_Task instructions_.
Copy the lines below verbatim, but only from the line containing "What does this" through the end of the data.

_Exercise inputs_.

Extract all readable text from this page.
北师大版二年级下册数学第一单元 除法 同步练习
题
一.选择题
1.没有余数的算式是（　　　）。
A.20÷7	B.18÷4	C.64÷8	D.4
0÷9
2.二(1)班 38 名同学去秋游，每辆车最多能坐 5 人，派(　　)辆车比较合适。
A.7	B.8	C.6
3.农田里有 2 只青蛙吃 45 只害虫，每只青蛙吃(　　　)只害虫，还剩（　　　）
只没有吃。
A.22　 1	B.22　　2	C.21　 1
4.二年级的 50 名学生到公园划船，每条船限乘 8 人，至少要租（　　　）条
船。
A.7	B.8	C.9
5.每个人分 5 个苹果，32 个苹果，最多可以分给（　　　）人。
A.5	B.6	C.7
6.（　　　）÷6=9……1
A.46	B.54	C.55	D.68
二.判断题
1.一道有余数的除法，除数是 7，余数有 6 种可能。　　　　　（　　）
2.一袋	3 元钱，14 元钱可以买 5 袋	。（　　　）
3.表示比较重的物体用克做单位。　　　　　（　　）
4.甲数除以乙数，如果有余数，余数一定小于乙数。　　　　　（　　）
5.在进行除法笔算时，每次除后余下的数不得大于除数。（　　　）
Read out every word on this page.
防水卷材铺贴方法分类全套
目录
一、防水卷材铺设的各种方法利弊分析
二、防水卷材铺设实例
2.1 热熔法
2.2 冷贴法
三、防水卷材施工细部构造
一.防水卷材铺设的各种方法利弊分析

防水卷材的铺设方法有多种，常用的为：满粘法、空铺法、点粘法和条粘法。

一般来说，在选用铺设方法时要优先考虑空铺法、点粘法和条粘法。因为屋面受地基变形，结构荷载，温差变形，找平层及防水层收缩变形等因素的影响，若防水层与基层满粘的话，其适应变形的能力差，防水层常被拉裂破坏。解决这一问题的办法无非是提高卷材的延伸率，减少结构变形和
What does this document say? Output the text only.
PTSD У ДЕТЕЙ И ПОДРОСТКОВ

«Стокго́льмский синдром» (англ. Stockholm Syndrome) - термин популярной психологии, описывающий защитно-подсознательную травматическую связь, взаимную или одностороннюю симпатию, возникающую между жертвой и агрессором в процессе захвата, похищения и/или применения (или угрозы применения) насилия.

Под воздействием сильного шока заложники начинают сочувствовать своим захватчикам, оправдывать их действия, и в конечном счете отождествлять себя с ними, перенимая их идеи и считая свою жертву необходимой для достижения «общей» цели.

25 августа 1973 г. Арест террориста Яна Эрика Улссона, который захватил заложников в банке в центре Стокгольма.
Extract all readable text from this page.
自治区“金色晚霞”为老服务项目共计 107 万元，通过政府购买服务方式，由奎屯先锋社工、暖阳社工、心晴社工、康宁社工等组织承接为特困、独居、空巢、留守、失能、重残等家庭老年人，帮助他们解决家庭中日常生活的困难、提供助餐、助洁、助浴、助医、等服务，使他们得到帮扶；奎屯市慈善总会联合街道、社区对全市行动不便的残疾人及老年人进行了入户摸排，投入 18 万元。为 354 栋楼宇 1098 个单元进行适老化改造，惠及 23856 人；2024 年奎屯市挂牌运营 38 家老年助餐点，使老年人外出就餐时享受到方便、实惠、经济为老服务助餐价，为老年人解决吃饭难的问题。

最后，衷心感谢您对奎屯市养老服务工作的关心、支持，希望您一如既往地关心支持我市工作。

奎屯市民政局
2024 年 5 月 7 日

_The reply_.
What does this document say? Output the text only.
PTSD У ДЕТЕЙ И ПОДРОСТКОВ

«Стокго́льмский синдром» (англ. Stockholm Syndrome) - термин популярной психологии, описывающий защитно-подсознательную травматическую связь, взаимную или одностороннюю симпатию, возникающую между жертвой и агрессором в процессе захвата, похищения и/или применения (или угрозы применения) насилия.

Под воздействием сильного шока заложники начинают сочувствовать своим захватчикам, оправдывать их действия, и в конечном счете отождествлять себя с ними, перенимая их идеи и считая свою жертву необходимой для достижения «общей» цели.

25 августа 1973 г. Арест террориста Яна Эрика Улссона, который захватил заложников в банке в центре Стокгольма.
Extract all readable text from this page.
自治区“金色晚霞”为老服务项目共计 107 万元，通过政府购买服务方式，由奎屯先锋社工、暖阳社工、心晴社工、康宁社工等组织承接为特困、独居、空巢、留守、失能、重残等家庭老年人，帮助他们解决家庭中日常生活的困难、提供助餐、助洁、助浴、助医、等服务，使他们得到帮扶；奎屯市慈善总会联合街道、社区对全市行动不便的残疾人及老年人进行了入户摸排，投入 18 万元。为 354 栋楼宇 1098 个单元进行适老化改造，惠及 23856 人；2024 年奎屯市挂牌运营 38 家老年助餐点，使老年人外出就餐时享受到方便、实惠、经济为老服务助餐价，为老年人解决吃饭难的问题。

最后，衷心感谢您对奎屯市养老服务工作的关心、支持，希望您一如既往地关心支持我市工作。

奎屯市民政局
2024 年 5 月 7 日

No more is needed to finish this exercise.